TASK DETAILS:
From the entries that follow, copy each line in which "people" appears.
[[ EXTRACTED INFORMATION, beginning ]]
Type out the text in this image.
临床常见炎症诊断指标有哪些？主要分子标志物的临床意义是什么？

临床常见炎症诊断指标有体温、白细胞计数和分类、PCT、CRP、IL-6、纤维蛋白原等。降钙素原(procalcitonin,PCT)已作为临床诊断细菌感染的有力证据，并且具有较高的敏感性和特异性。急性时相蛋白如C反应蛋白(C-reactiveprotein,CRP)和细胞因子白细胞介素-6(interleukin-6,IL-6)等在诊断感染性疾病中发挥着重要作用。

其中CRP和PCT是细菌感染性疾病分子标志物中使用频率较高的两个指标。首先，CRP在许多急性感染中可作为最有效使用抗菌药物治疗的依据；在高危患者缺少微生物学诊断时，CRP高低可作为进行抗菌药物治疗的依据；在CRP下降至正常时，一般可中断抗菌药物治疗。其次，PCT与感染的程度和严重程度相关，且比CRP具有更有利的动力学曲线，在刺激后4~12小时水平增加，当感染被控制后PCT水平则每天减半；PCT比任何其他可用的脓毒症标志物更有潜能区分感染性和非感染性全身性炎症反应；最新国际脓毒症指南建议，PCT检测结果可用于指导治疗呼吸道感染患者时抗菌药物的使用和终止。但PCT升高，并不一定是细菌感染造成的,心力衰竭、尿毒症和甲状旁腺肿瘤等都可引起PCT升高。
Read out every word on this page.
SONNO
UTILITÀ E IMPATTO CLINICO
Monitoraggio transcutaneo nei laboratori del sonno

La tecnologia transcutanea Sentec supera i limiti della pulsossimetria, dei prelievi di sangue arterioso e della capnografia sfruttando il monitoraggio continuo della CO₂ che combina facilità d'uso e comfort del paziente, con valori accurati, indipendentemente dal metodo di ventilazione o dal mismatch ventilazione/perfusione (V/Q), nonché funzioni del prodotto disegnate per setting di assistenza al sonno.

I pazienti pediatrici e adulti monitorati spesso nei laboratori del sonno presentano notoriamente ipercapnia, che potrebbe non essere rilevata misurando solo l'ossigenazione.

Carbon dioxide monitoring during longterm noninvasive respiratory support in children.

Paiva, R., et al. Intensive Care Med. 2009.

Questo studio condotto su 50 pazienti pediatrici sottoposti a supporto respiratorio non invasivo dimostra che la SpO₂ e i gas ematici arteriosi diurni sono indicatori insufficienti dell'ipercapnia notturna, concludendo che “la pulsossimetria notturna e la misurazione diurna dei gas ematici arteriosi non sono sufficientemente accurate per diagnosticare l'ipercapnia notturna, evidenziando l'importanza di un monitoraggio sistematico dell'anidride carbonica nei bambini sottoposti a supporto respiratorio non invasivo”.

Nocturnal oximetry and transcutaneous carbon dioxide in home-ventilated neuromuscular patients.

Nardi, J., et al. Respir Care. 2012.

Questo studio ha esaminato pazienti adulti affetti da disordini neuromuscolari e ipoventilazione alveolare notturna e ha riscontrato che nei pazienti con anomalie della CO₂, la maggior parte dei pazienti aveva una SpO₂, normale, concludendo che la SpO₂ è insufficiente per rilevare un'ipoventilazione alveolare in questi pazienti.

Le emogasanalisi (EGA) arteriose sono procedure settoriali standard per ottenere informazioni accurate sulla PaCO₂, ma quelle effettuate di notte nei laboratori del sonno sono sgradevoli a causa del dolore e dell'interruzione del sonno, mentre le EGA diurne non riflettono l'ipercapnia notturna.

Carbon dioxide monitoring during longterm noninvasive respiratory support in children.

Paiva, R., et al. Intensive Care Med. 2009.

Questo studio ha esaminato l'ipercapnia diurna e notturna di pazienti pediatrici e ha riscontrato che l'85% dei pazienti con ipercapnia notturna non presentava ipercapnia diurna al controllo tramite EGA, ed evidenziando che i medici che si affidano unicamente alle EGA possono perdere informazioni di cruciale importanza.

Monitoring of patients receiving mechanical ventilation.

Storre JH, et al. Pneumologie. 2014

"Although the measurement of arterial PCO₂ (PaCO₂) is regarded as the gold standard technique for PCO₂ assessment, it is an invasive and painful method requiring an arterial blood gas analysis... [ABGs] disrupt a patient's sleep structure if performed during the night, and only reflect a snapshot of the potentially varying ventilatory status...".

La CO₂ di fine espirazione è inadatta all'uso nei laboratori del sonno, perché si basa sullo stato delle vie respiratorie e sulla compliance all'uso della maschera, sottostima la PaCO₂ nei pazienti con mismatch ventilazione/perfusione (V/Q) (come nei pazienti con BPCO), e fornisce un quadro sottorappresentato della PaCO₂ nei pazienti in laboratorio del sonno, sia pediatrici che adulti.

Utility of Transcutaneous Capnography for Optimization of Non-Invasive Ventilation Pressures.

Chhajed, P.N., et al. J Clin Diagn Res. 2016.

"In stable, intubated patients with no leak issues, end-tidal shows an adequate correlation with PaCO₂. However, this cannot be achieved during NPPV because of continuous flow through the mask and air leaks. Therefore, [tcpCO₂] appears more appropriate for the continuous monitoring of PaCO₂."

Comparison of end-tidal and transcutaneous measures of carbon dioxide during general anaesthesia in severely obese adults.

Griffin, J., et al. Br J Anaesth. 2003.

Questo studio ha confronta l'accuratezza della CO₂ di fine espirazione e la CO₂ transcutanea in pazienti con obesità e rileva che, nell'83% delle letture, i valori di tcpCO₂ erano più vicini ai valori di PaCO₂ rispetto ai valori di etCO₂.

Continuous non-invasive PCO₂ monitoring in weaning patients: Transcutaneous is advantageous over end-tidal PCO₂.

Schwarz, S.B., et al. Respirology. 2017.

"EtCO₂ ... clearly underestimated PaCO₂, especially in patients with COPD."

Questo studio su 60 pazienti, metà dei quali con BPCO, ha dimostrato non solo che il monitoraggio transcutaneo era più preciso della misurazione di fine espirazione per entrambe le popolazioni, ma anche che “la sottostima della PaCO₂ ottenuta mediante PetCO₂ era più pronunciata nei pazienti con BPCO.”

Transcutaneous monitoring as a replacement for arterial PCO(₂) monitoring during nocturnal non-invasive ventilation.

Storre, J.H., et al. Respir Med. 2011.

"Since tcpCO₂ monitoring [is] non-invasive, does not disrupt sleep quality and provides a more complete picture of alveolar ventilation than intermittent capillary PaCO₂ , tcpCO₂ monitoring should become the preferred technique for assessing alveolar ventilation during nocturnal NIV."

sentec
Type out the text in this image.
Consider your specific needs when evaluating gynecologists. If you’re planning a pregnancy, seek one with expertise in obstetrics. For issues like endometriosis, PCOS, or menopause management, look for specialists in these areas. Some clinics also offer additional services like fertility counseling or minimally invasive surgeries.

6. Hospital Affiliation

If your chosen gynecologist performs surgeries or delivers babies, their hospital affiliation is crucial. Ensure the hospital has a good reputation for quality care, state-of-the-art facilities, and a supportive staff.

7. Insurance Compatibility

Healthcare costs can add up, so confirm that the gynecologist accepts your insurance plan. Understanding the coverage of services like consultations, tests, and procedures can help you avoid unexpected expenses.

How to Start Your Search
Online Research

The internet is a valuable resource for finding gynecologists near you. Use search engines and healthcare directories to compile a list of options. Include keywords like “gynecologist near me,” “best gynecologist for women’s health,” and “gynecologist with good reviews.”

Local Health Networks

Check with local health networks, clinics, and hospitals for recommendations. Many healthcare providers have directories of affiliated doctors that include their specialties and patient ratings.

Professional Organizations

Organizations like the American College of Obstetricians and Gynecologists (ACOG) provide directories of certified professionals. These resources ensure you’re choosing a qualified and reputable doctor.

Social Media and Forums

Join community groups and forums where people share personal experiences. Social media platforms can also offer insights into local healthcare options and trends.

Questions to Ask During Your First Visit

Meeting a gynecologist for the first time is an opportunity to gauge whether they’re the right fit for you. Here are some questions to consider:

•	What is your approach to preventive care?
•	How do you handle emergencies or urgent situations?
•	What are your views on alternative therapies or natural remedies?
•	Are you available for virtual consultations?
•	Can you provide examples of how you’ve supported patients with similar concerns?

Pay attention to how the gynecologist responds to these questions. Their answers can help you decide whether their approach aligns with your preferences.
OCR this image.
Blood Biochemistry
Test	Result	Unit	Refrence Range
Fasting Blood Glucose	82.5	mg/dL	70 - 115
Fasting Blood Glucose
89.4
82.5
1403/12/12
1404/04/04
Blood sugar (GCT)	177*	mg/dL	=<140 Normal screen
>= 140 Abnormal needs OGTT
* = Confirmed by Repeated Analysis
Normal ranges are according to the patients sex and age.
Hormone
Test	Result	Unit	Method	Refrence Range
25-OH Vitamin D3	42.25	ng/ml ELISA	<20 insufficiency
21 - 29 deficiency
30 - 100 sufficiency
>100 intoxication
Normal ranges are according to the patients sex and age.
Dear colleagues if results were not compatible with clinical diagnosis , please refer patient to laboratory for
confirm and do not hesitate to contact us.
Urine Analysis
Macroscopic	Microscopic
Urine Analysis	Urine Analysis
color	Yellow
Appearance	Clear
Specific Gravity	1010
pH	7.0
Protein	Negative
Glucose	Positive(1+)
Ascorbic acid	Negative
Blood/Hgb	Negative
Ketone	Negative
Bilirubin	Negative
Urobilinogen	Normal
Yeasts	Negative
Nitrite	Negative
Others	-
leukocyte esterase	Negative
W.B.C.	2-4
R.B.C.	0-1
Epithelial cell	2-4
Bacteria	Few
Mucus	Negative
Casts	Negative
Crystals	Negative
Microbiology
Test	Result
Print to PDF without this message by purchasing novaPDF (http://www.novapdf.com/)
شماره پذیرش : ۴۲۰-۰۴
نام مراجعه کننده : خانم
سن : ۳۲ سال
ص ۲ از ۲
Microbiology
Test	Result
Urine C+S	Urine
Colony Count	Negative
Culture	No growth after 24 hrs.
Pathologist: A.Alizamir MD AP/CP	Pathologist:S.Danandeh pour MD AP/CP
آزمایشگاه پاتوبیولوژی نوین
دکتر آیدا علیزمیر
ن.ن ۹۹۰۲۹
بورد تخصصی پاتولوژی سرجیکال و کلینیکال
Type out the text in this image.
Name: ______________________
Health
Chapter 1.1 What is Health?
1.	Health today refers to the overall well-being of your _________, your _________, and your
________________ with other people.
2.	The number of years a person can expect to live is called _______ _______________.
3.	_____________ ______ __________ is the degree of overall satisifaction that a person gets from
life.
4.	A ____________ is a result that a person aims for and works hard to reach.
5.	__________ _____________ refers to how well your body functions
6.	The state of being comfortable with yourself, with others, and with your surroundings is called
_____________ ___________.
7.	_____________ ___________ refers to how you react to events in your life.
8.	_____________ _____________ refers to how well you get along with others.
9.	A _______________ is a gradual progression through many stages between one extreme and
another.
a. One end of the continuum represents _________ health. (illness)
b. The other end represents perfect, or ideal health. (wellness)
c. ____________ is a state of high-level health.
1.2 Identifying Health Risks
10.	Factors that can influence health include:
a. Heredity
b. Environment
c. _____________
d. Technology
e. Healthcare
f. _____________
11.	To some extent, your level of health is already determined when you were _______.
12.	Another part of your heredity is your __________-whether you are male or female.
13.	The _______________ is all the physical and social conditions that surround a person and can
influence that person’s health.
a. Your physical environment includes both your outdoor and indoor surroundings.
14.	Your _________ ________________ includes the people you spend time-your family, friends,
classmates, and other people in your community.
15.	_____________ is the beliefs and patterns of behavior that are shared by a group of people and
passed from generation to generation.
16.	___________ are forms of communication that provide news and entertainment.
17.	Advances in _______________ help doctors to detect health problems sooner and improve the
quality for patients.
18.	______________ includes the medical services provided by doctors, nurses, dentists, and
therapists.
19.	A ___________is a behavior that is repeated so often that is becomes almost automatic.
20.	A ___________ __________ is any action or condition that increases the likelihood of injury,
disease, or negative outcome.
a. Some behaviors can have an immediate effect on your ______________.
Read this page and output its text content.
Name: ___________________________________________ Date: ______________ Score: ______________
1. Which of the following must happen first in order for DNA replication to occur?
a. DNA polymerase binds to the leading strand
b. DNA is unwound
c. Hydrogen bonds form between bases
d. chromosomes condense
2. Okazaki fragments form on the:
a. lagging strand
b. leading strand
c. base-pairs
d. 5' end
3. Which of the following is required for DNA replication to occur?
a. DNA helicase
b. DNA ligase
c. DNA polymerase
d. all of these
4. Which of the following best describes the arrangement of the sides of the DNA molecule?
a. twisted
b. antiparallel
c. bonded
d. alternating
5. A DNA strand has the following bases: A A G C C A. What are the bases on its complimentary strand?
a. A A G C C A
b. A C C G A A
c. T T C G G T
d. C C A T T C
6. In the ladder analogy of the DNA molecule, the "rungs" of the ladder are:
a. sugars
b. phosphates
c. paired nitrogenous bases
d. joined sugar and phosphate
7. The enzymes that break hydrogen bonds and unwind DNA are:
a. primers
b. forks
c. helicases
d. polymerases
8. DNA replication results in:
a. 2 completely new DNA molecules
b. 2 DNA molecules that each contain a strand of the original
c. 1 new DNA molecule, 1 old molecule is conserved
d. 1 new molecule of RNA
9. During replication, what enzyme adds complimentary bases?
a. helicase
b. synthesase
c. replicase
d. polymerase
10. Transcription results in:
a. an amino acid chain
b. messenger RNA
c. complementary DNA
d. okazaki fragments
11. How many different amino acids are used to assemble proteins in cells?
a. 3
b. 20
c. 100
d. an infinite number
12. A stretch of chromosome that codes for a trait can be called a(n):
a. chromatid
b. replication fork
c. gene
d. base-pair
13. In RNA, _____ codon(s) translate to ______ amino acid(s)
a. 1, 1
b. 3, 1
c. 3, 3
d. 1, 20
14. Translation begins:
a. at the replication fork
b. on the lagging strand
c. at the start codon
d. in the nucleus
[[ EXTRACTED INFORMATION, end ]]
RESULT OF THIS TASK:
Join community groups and forums where people share personal experiences. Social media platforms can also offer insights into local healthcare options and trends.
________________ with other people.
14.	Your _________ ________________ includes the people you spend time-your family, friends,
classmates, and other people in your community.
15.	_____________ is the beliefs and patterns of behavior that are shared by a group of people and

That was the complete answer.